Copy each line of the data below with the word "spencerreid".

§ Data records:
======
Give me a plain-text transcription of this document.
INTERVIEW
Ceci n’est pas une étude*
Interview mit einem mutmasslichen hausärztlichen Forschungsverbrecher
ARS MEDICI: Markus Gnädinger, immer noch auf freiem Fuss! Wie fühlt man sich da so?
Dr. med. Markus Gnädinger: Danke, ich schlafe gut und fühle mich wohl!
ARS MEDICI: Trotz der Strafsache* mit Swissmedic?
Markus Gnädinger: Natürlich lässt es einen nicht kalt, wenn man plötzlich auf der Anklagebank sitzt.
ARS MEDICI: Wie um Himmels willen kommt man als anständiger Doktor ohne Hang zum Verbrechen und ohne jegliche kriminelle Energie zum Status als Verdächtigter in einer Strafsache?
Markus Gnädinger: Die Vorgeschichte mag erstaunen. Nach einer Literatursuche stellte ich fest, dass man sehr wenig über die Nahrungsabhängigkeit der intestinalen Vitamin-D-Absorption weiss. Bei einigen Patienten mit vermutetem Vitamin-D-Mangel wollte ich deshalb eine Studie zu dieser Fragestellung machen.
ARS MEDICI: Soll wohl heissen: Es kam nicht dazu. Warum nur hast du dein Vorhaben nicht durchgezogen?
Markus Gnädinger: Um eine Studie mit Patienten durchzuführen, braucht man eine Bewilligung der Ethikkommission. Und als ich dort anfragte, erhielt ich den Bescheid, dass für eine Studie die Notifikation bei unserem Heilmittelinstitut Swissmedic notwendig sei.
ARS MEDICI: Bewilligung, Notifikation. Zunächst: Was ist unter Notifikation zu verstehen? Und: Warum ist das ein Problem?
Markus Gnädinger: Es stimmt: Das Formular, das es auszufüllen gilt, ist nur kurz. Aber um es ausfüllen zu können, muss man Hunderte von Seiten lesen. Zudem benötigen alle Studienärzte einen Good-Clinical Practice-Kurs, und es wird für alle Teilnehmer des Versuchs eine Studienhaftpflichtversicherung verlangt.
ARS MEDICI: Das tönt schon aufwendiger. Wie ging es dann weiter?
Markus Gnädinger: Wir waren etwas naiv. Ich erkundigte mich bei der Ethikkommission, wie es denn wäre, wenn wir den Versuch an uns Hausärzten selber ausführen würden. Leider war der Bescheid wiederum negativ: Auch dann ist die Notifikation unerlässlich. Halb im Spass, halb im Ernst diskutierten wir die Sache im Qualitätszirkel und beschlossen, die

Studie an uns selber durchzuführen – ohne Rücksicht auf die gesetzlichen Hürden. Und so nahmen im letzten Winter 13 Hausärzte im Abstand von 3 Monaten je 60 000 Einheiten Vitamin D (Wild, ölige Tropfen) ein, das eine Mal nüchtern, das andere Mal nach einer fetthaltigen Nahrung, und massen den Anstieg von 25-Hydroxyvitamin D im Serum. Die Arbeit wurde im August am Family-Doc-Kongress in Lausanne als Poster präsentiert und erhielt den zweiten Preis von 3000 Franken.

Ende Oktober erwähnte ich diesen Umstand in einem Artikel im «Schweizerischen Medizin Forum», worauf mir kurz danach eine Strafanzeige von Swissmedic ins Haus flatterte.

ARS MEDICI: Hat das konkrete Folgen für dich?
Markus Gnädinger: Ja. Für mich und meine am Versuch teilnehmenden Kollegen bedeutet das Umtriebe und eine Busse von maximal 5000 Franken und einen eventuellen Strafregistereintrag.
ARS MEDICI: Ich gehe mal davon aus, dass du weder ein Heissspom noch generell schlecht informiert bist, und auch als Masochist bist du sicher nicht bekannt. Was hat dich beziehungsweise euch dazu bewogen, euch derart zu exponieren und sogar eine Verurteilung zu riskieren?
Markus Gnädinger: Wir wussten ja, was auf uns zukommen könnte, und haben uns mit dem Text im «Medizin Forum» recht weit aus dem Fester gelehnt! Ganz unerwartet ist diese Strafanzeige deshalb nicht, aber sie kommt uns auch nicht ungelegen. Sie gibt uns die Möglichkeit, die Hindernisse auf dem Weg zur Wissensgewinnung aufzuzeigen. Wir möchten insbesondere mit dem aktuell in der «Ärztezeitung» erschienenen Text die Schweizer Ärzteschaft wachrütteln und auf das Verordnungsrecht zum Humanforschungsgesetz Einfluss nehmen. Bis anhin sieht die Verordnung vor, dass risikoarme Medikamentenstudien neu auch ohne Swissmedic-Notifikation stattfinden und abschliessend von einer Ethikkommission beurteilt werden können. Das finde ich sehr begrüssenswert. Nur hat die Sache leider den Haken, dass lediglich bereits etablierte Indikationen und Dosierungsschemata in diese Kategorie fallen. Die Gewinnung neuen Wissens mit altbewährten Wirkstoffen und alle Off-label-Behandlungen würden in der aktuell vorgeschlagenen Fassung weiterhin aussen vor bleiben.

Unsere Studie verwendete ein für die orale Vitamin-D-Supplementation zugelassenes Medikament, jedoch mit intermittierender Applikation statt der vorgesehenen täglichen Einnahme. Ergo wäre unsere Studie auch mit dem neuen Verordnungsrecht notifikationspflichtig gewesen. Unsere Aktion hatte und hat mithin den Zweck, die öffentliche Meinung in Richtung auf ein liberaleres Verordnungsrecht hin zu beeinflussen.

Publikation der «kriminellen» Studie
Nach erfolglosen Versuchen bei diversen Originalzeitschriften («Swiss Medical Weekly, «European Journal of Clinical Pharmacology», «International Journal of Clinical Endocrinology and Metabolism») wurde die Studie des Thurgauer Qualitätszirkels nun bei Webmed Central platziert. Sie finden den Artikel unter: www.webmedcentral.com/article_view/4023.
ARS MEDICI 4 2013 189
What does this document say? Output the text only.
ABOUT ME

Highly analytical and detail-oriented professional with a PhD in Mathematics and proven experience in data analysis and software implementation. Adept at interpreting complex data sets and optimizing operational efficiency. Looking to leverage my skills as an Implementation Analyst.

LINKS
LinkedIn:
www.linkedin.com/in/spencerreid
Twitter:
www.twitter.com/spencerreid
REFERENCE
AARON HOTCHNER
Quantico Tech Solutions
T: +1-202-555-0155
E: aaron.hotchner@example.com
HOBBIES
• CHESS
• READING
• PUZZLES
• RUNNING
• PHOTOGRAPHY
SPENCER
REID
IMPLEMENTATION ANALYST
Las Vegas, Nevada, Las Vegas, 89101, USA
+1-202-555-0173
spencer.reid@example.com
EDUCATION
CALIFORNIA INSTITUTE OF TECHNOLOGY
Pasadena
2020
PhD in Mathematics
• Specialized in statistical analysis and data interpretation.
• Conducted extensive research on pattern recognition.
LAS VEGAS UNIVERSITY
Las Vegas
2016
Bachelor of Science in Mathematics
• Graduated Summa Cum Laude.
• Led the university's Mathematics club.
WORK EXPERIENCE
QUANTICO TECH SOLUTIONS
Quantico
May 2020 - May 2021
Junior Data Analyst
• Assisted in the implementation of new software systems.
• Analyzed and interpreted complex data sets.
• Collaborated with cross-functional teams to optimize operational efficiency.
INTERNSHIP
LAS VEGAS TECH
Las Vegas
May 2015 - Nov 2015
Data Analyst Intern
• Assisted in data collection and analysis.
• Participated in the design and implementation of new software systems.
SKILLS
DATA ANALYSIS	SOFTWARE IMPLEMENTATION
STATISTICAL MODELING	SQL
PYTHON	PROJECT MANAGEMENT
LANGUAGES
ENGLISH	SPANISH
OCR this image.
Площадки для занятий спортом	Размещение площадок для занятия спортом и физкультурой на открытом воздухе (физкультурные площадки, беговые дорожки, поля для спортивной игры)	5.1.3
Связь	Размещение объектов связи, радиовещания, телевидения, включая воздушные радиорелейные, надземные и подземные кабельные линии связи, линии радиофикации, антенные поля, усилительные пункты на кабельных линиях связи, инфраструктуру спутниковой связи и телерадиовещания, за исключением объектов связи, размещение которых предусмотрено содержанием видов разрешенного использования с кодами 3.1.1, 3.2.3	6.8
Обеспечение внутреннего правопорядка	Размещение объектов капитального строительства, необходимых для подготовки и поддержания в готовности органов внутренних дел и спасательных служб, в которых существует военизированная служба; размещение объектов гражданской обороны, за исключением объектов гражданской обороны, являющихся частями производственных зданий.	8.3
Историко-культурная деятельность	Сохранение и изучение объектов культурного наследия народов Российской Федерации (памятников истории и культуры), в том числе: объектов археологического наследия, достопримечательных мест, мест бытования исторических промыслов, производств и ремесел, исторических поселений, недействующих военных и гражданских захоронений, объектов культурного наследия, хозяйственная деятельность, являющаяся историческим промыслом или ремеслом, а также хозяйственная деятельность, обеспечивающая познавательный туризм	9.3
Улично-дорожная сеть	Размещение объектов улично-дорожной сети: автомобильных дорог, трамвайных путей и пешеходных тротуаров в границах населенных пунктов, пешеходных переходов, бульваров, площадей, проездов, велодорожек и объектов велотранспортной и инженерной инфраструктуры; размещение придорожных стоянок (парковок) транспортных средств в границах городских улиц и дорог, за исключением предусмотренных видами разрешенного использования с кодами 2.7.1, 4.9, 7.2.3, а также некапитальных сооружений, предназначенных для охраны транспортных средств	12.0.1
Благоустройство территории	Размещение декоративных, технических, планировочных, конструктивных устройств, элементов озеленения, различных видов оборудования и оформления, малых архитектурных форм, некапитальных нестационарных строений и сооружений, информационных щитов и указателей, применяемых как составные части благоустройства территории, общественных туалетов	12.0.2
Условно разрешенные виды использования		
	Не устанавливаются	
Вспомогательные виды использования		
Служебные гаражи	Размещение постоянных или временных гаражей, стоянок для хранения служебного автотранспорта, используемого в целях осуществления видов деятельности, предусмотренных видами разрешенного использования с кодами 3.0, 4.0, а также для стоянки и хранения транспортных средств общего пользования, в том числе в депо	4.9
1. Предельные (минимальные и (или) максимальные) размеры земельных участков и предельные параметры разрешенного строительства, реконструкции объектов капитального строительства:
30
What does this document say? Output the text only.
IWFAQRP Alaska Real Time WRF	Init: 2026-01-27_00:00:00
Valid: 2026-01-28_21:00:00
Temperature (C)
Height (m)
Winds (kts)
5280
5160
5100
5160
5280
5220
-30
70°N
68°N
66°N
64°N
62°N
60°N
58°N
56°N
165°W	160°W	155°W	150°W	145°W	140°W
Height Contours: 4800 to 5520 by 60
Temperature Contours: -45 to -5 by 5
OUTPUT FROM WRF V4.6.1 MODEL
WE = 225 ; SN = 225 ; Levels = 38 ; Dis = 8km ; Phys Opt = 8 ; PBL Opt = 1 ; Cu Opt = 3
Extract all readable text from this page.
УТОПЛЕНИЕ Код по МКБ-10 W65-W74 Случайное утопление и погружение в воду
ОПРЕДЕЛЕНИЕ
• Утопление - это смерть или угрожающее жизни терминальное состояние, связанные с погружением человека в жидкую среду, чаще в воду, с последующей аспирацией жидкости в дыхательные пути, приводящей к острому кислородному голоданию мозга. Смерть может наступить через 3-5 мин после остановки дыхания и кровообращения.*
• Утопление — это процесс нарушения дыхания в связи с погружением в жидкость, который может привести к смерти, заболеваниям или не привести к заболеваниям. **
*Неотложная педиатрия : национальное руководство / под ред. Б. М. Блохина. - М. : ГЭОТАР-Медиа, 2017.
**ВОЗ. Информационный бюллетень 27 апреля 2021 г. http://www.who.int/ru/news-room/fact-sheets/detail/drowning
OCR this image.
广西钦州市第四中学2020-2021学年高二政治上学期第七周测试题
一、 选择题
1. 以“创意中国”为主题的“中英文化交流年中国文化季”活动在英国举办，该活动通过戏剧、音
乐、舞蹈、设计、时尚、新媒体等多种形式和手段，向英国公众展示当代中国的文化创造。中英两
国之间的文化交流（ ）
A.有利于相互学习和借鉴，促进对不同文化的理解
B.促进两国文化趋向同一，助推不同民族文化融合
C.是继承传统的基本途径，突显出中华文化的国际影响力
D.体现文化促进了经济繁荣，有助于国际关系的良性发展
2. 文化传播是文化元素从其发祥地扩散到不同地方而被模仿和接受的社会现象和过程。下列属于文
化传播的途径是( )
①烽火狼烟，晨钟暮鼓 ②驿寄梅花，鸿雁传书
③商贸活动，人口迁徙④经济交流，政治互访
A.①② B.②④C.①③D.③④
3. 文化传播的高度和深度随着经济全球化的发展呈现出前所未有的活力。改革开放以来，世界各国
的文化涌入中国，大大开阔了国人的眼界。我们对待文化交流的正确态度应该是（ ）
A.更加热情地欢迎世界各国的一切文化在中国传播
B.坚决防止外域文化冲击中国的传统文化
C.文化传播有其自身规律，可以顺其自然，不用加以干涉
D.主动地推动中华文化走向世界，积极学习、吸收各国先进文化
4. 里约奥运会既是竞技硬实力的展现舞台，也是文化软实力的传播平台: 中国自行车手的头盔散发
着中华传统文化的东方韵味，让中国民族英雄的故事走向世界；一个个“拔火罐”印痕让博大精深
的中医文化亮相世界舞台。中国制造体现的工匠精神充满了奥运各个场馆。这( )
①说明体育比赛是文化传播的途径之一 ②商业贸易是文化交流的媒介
======
§ REPLY:
www.linkedin.com/in/spencerreid
www.twitter.com/spencerreid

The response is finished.